→ **WHAT TO WORK ON**
Below are the records. List every line holding the word "Velocity".

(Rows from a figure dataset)
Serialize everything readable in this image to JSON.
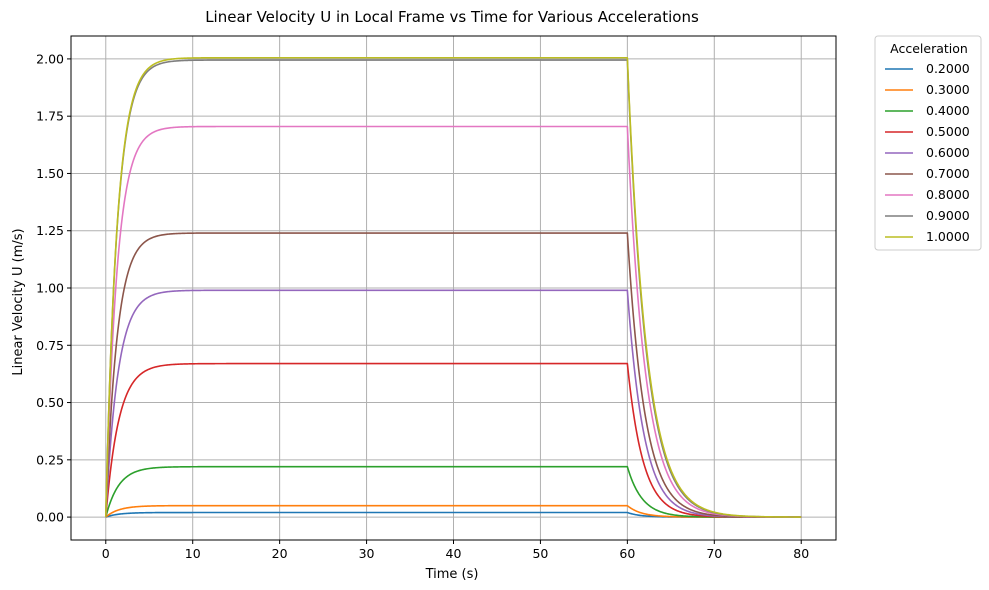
{
  "chart_data": {
    "type": "line",
    "title": "Linear Velocity U in Local Frame vs Time for Various Accelerations",
    "xlabel": "Time (s)",
    "ylabel": "Linear Velocity U (m/s)",
    "xlim": [
      -4,
      84
    ],
    "ylim": [
      -0.1,
      2.1
    ],
    "xticks": [
      0,
      10,
      20,
      30,
      40,
      50,
      60,
      70,
      80
    ],
    "yticks": [
      0.0,
      0.25,
      0.5,
      0.75,
      1.0,
      1.25,
      1.5,
      1.75,
      2.0
    ],
    "xtick_labels": [
      "0",
      "10",
      "20",
      "30",
      "40",
      "50",
      "60",
      "70",
      "80"
    ],
    "ytick_labels": [
      "0.00",
      "0.25",
      "0.50",
      "0.75",
      "1.00",
      "1.25",
      "1.50",
      "1.75",
      "2.00"
    ],
    "grid": true,
    "legend": {
      "title": "Acceleration",
      "placement": "outside-top-right"
    },
    "rise_end_time": 60,
    "decay_end_time": 80,
    "series": [
      {
        "name": "0.2000",
        "color": "#1f77b4",
        "steady_value": 0.02,
        "rise_tau": 1.5,
        "decay_tau": 1.5
      },
      {
        "name": "0.3000",
        "color": "#ff7f0e",
        "steady_value": 0.05,
        "rise_tau": 1.5,
        "decay_tau": 1.6
      },
      {
        "name": "0.4000",
        "color": "#2ca02c",
        "steady_value": 0.22,
        "rise_tau": 1.5,
        "decay_tau": 1.7
      },
      {
        "name": "0.5000",
        "color": "#d62728",
        "steady_value": 0.67,
        "rise_tau": 1.5,
        "decay_tau": 1.8
      },
      {
        "name": "0.6000",
        "color": "#9467bd",
        "steady_value": 0.99,
        "rise_tau": 1.4,
        "decay_tau": 1.9
      },
      {
        "name": "0.7000",
        "color": "#8c564b",
        "steady_value": 1.24,
        "rise_tau": 1.3,
        "decay_tau": 2.0
      },
      {
        "name": "0.8000",
        "color": "#e377c2",
        "steady_value": 1.705,
        "rise_tau": 1.3,
        "decay_tau": 2.1
      },
      {
        "name": "0.9000",
        "color": "#7f7f7f",
        "steady_value": 1.995,
        "rise_tau": 1.3,
        "decay_tau": 2.15
      },
      {
        "name": "1.0000",
        "color": "#bcbd22",
        "steady_value": 2.005,
        "rise_tau": 1.3,
        "decay_tau": 2.2
      }
    ]
  }
}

→ **ANSWER IN FULL**
    "title": "Linear Velocity U in Local Frame vs Time for Various Accelerations",
    "ylabel": "Linear Velocity U (m/s)",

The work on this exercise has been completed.